= THE PROBLEM =
Report each line of the entries that includes "JSON" by copying it.

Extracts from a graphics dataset
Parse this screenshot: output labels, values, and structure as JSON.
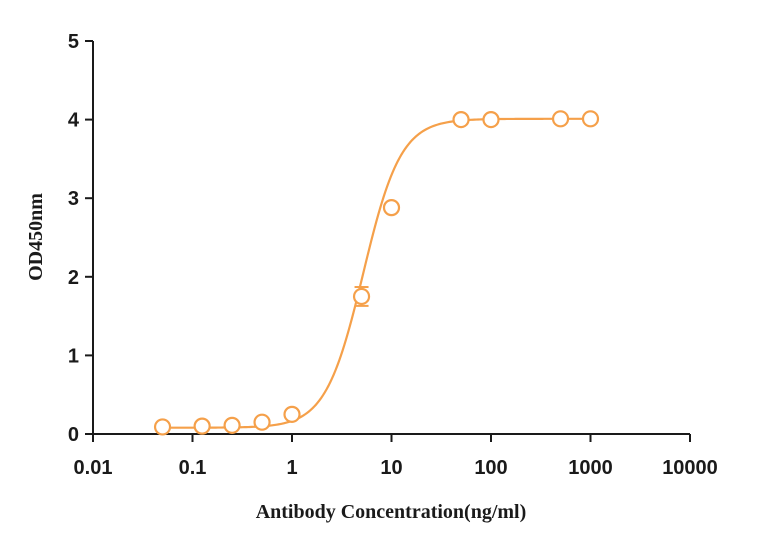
{
  "chart_data": {
    "type": "scatter",
    "title": "",
    "xlabel": "Antibody Concentration(ng/ml)",
    "ylabel": "OD450nm",
    "x_scale": "log",
    "xlim": [
      0.01,
      10000
    ],
    "ylim": [
      0,
      5
    ],
    "x_ticks": [
      "0.01",
      "0.1",
      "1",
      "10",
      "100",
      "1000",
      "10000"
    ],
    "y_ticks": [
      "0",
      "1",
      "2",
      "3",
      "4",
      "5"
    ],
    "grid": false,
    "legend": "none",
    "color": "#f5a04a",
    "series": [
      {
        "x": [
          0.05,
          0.125,
          0.25,
          0.5,
          1,
          5,
          10,
          50,
          100,
          500,
          1000
        ],
        "y": [
          0.09,
          0.1,
          0.11,
          0.15,
          0.25,
          1.75,
          2.88,
          4.0,
          4.0,
          4.01,
          4.01
        ],
        "error": [
          0,
          0,
          0,
          0,
          0,
          0.12,
          0,
          0,
          0,
          0,
          0
        ],
        "fit": "4PL"
      }
    ]
  }
}
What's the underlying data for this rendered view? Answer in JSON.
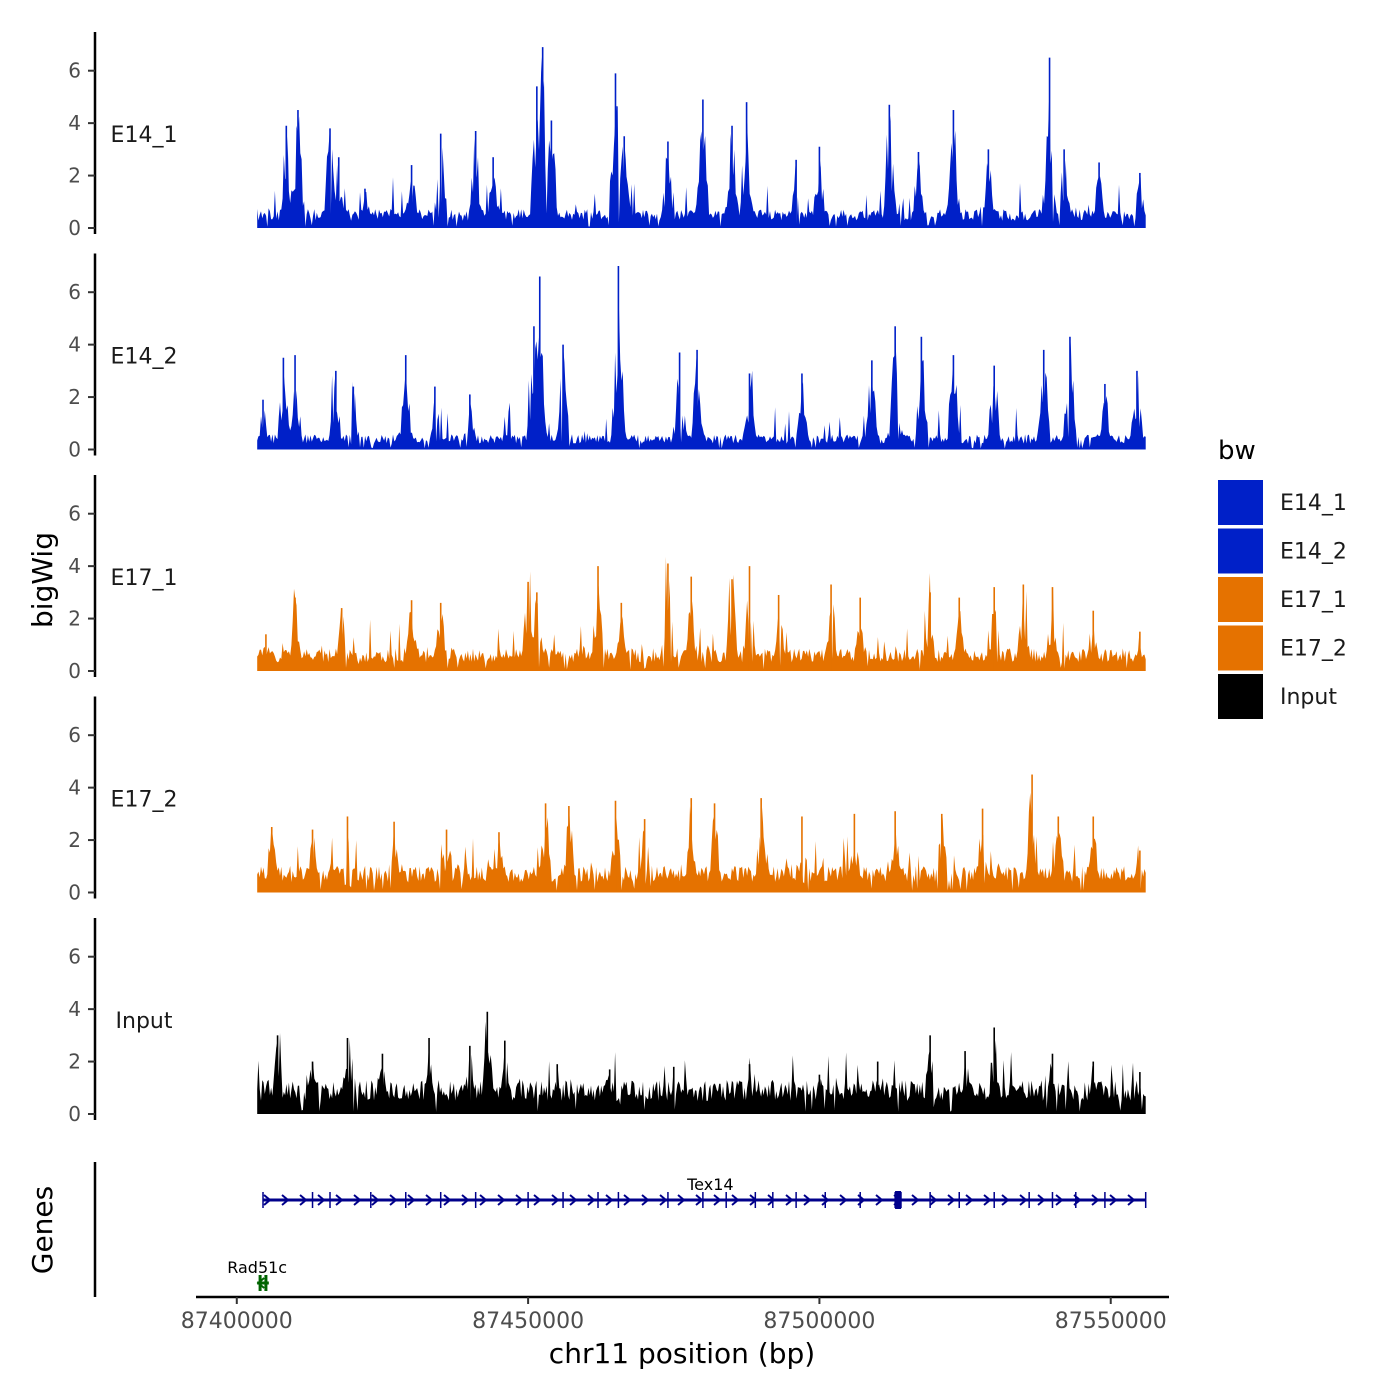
{
  "chart_data": {
    "type": "area",
    "title": "",
    "xlabel": "chr11 position (bp)",
    "ylabel": "bigWig",
    "genes_label": "Genes",
    "xlim": [
      87393000,
      87560000
    ],
    "x_ticks": [
      87400000,
      87450000,
      87500000,
      87550000
    ],
    "x_tick_labels": [
      "87400000",
      "87450000",
      "87500000",
      "87550000"
    ],
    "ylim": [
      0,
      7.4
    ],
    "y_ticks": [
      0,
      2,
      4,
      6
    ],
    "y_tick_labels": [
      "0",
      "2",
      "4",
      "6"
    ],
    "data_range": [
      87403500,
      87556000
    ],
    "legend": {
      "title": "bw",
      "position": "right",
      "entries": [
        {
          "name": "E14_1",
          "color": "#0020c8"
        },
        {
          "name": "E14_2",
          "color": "#0020c8"
        },
        {
          "name": "E17_1",
          "color": "#e57200"
        },
        {
          "name": "E17_2",
          "color": "#e57200"
        },
        {
          "name": "Input",
          "color": "#000000"
        }
      ]
    },
    "series": [
      {
        "name": "E14_1",
        "color": "#0020c8",
        "peaks": [
          {
            "x": 87408500,
            "y": 3.9
          },
          {
            "x": 87410500,
            "y": 4.5
          },
          {
            "x": 87416000,
            "y": 3.8
          },
          {
            "x": 87417500,
            "y": 2.7
          },
          {
            "x": 87422000,
            "y": 1.5
          },
          {
            "x": 87430000,
            "y": 2.4
          },
          {
            "x": 87435000,
            "y": 3.6
          },
          {
            "x": 87441000,
            "y": 3.7
          },
          {
            "x": 87444000,
            "y": 2.7
          },
          {
            "x": 87451500,
            "y": 5.4
          },
          {
            "x": 87452500,
            "y": 6.9
          },
          {
            "x": 87454000,
            "y": 4.1
          },
          {
            "x": 87465000,
            "y": 5.9
          },
          {
            "x": 87466500,
            "y": 3.5
          },
          {
            "x": 87474000,
            "y": 3.3
          },
          {
            "x": 87480000,
            "y": 4.9
          },
          {
            "x": 87485000,
            "y": 3.9
          },
          {
            "x": 87487500,
            "y": 4.8
          },
          {
            "x": 87496000,
            "y": 2.6
          },
          {
            "x": 87500000,
            "y": 3.1
          },
          {
            "x": 87512000,
            "y": 4.7
          },
          {
            "x": 87517000,
            "y": 2.9
          },
          {
            "x": 87523000,
            "y": 4.5
          },
          {
            "x": 87529000,
            "y": 3.0
          },
          {
            "x": 87539500,
            "y": 6.5
          },
          {
            "x": 87542000,
            "y": 3.0
          },
          {
            "x": 87548000,
            "y": 2.5
          },
          {
            "x": 87555000,
            "y": 2.1
          }
        ],
        "baseline": 0.5
      },
      {
        "name": "E14_2",
        "color": "#0020c8",
        "peaks": [
          {
            "x": 87404500,
            "y": 1.9
          },
          {
            "x": 87408000,
            "y": 3.5
          },
          {
            "x": 87410000,
            "y": 3.6
          },
          {
            "x": 87417000,
            "y": 3.0
          },
          {
            "x": 87420000,
            "y": 2.4
          },
          {
            "x": 87429000,
            "y": 3.6
          },
          {
            "x": 87434000,
            "y": 2.4
          },
          {
            "x": 87440000,
            "y": 2.1
          },
          {
            "x": 87451000,
            "y": 4.7
          },
          {
            "x": 87452000,
            "y": 6.6
          },
          {
            "x": 87456000,
            "y": 4.0
          },
          {
            "x": 87465500,
            "y": 7.0
          },
          {
            "x": 87476000,
            "y": 3.7
          },
          {
            "x": 87479000,
            "y": 3.8
          },
          {
            "x": 87488000,
            "y": 2.9
          },
          {
            "x": 87497000,
            "y": 2.9
          },
          {
            "x": 87509000,
            "y": 3.4
          },
          {
            "x": 87513000,
            "y": 4.7
          },
          {
            "x": 87517500,
            "y": 4.3
          },
          {
            "x": 87523000,
            "y": 3.6
          },
          {
            "x": 87530000,
            "y": 3.2
          },
          {
            "x": 87538500,
            "y": 3.8
          },
          {
            "x": 87543000,
            "y": 4.3
          },
          {
            "x": 87549000,
            "y": 2.5
          },
          {
            "x": 87554500,
            "y": 3.0
          }
        ],
        "baseline": 0.4
      },
      {
        "name": "E17_1",
        "color": "#e57200",
        "peaks": [
          {
            "x": 87405000,
            "y": 1.4
          },
          {
            "x": 87410000,
            "y": 2.8
          },
          {
            "x": 87418000,
            "y": 2.4
          },
          {
            "x": 87430000,
            "y": 2.7
          },
          {
            "x": 87435000,
            "y": 2.6
          },
          {
            "x": 87450000,
            "y": 3.4
          },
          {
            "x": 87451500,
            "y": 3.0
          },
          {
            "x": 87462000,
            "y": 4.0
          },
          {
            "x": 87466000,
            "y": 2.6
          },
          {
            "x": 87474000,
            "y": 4.1
          },
          {
            "x": 87478000,
            "y": 3.6
          },
          {
            "x": 87485000,
            "y": 3.5
          },
          {
            "x": 87488000,
            "y": 4.0
          },
          {
            "x": 87493000,
            "y": 2.9
          },
          {
            "x": 87502000,
            "y": 3.3
          },
          {
            "x": 87507000,
            "y": 2.8
          },
          {
            "x": 87519000,
            "y": 3.0
          },
          {
            "x": 87524000,
            "y": 2.8
          },
          {
            "x": 87530000,
            "y": 3.2
          },
          {
            "x": 87535000,
            "y": 3.3
          },
          {
            "x": 87540000,
            "y": 3.2
          },
          {
            "x": 87547000,
            "y": 2.3
          },
          {
            "x": 87555000,
            "y": 1.5
          }
        ],
        "baseline": 0.6
      },
      {
        "name": "E17_2",
        "color": "#e57200",
        "peaks": [
          {
            "x": 87406000,
            "y": 2.5
          },
          {
            "x": 87413000,
            "y": 2.4
          },
          {
            "x": 87419000,
            "y": 2.9
          },
          {
            "x": 87427000,
            "y": 2.7
          },
          {
            "x": 87436000,
            "y": 2.4
          },
          {
            "x": 87445000,
            "y": 2.3
          },
          {
            "x": 87453000,
            "y": 3.4
          },
          {
            "x": 87457000,
            "y": 3.3
          },
          {
            "x": 87465000,
            "y": 3.5
          },
          {
            "x": 87470000,
            "y": 2.8
          },
          {
            "x": 87478000,
            "y": 3.6
          },
          {
            "x": 87482000,
            "y": 3.4
          },
          {
            "x": 87490000,
            "y": 3.6
          },
          {
            "x": 87497000,
            "y": 2.9
          },
          {
            "x": 87506000,
            "y": 3.0
          },
          {
            "x": 87513000,
            "y": 3.1
          },
          {
            "x": 87521000,
            "y": 3.0
          },
          {
            "x": 87528000,
            "y": 3.2
          },
          {
            "x": 87536500,
            "y": 4.5
          },
          {
            "x": 87541000,
            "y": 2.9
          },
          {
            "x": 87547000,
            "y": 2.9
          },
          {
            "x": 87555000,
            "y": 1.6
          }
        ],
        "baseline": 0.7
      },
      {
        "name": "Input",
        "color": "#000000",
        "peaks": [
          {
            "x": 87407000,
            "y": 3.0
          },
          {
            "x": 87413000,
            "y": 2.0
          },
          {
            "x": 87419000,
            "y": 2.9
          },
          {
            "x": 87425000,
            "y": 2.3
          },
          {
            "x": 87433000,
            "y": 2.9
          },
          {
            "x": 87440000,
            "y": 2.6
          },
          {
            "x": 87443000,
            "y": 3.9
          },
          {
            "x": 87446000,
            "y": 2.8
          },
          {
            "x": 87455000,
            "y": 1.9
          },
          {
            "x": 87464000,
            "y": 1.7
          },
          {
            "x": 87475000,
            "y": 1.8
          },
          {
            "x": 87488000,
            "y": 1.9
          },
          {
            "x": 87500000,
            "y": 1.5
          },
          {
            "x": 87510000,
            "y": 2.0
          },
          {
            "x": 87519000,
            "y": 3.0
          },
          {
            "x": 87525000,
            "y": 2.4
          },
          {
            "x": 87530000,
            "y": 3.3
          },
          {
            "x": 87540000,
            "y": 2.3
          },
          {
            "x": 87547000,
            "y": 2.0
          },
          {
            "x": 87555000,
            "y": 1.6
          }
        ],
        "baseline": 0.9
      }
    ],
    "genes": [
      {
        "name": "Tex14",
        "strand": "+",
        "start": 87404500,
        "end": 87556000,
        "row": "upper",
        "color": "#00008b",
        "exons": [
          87404500,
          87413000,
          87416000,
          87423000,
          87429000,
          87435000,
          87441000,
          87450000,
          87456000,
          87462000,
          87465500,
          87474000,
          87480000,
          87484000,
          87489000,
          87492000,
          87496000,
          87501000,
          87507000,
          87513000,
          87514000,
          87519000,
          87524000,
          87530000,
          87536000,
          87540000,
          87544000,
          87549000,
          87556000
        ]
      },
      {
        "name": "Rad51c",
        "strand": "-",
        "start": 87403500,
        "end": 87405500,
        "row": "lower",
        "color": "#006400",
        "exons": [
          87404000,
          87405000
        ]
      }
    ]
  }
}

= RESULT FOR THIS TASK =
Parse this screenshot: output labels, values, and structure as JSON.
What's the underlying data for this rendered view? Answer in JSON.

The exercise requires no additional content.